* What is asked: Go through the entries below and pick out every line with "void".

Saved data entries
---+---

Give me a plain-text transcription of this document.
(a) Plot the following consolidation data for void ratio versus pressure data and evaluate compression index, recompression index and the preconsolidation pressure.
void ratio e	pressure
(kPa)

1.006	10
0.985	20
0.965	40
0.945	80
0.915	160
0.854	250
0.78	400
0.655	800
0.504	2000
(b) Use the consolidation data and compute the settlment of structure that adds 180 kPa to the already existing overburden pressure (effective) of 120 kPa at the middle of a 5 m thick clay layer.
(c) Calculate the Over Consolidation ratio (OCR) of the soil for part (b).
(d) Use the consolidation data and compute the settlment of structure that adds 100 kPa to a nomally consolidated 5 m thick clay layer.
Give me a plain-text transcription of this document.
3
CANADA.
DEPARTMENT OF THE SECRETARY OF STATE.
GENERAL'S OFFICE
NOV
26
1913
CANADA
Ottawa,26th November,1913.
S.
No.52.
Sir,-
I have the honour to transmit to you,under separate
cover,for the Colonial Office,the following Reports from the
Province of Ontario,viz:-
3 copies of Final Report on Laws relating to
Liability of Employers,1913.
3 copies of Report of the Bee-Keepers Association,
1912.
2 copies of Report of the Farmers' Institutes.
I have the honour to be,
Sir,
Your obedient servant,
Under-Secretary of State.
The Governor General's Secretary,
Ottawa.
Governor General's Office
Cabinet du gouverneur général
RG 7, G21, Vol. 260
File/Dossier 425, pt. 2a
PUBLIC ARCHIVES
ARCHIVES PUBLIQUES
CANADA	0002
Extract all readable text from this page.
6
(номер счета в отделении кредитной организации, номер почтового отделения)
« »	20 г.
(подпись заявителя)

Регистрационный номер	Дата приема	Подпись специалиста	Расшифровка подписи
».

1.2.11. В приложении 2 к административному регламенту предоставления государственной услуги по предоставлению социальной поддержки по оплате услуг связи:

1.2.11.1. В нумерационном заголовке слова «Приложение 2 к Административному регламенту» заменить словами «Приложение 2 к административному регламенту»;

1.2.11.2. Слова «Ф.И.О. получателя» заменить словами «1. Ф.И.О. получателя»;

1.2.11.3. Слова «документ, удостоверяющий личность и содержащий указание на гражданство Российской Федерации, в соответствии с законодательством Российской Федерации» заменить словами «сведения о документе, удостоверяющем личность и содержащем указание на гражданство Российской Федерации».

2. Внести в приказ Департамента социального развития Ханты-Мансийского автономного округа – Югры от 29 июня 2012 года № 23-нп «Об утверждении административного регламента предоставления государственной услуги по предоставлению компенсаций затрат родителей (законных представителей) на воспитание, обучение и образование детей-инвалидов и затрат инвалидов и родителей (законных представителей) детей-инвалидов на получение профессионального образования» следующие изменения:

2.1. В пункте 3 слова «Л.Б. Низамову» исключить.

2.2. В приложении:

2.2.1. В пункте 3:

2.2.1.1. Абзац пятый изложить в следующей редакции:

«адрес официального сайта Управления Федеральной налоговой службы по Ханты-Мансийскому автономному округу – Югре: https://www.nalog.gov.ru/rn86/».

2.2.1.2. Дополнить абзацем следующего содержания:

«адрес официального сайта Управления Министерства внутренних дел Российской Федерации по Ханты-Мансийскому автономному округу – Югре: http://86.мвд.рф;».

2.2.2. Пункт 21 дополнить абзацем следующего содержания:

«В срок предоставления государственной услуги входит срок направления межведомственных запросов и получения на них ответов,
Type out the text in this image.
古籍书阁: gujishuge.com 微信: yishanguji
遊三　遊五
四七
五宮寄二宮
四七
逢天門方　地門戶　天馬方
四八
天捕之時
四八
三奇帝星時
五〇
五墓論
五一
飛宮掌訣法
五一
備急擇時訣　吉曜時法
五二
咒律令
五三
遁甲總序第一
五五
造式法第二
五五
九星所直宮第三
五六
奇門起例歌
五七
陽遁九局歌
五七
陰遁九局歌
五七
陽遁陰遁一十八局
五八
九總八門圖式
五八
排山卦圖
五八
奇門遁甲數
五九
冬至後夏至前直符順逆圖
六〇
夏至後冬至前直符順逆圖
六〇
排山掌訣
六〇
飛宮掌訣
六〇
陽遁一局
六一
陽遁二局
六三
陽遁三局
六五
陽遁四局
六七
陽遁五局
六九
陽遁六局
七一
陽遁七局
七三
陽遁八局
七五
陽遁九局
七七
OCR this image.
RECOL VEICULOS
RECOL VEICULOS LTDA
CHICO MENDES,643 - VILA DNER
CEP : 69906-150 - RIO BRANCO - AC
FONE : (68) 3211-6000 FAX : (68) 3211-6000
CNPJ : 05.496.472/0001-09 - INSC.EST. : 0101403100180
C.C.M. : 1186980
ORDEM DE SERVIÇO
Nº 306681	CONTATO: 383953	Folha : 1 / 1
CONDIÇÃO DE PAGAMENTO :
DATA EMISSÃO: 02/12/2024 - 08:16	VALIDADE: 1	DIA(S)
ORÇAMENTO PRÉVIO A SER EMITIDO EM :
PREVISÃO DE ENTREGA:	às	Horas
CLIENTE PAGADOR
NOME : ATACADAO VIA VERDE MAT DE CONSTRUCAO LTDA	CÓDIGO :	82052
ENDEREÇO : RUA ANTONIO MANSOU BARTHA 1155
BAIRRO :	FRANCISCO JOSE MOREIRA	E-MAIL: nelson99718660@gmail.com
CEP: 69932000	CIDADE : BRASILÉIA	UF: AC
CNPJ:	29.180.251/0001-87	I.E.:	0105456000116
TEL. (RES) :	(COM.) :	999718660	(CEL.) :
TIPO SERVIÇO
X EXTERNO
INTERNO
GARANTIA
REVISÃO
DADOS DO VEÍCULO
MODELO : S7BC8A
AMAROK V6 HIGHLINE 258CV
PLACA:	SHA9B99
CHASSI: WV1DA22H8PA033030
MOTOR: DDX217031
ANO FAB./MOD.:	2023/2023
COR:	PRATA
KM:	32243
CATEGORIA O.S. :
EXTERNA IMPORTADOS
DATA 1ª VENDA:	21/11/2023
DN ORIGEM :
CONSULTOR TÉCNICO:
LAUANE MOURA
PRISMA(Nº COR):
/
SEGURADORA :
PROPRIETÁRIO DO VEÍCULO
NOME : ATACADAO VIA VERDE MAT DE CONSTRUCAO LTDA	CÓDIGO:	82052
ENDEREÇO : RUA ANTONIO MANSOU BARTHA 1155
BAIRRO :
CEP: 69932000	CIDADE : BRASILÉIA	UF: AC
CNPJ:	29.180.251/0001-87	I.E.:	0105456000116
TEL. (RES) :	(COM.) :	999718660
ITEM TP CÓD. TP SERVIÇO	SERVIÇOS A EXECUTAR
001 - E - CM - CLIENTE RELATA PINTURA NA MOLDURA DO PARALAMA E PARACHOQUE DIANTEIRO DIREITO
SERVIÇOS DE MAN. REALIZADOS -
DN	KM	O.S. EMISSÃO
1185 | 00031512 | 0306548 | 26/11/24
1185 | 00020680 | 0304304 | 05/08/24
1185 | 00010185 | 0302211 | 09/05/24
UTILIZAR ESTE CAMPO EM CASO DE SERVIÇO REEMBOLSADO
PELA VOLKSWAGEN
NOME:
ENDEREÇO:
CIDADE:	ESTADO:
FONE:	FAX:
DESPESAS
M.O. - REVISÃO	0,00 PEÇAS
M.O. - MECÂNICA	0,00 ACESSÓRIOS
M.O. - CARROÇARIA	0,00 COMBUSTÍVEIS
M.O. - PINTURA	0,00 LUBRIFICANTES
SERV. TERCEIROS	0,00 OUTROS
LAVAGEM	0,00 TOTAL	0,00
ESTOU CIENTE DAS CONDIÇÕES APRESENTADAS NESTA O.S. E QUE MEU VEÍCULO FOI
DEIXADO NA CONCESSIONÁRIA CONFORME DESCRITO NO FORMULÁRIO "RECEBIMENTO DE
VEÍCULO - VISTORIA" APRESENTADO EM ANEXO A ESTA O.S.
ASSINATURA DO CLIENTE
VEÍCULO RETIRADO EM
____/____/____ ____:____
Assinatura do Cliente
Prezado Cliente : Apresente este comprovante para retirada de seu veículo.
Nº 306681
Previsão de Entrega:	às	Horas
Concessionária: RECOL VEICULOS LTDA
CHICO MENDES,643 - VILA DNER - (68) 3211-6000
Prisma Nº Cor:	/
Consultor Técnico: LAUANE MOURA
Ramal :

---+---

* Written response:
(a) Plot the following consolidation data for void ratio versus pressure data and evaluate compression index, recompression index and the preconsolidation pressure.
void ratio e	pressure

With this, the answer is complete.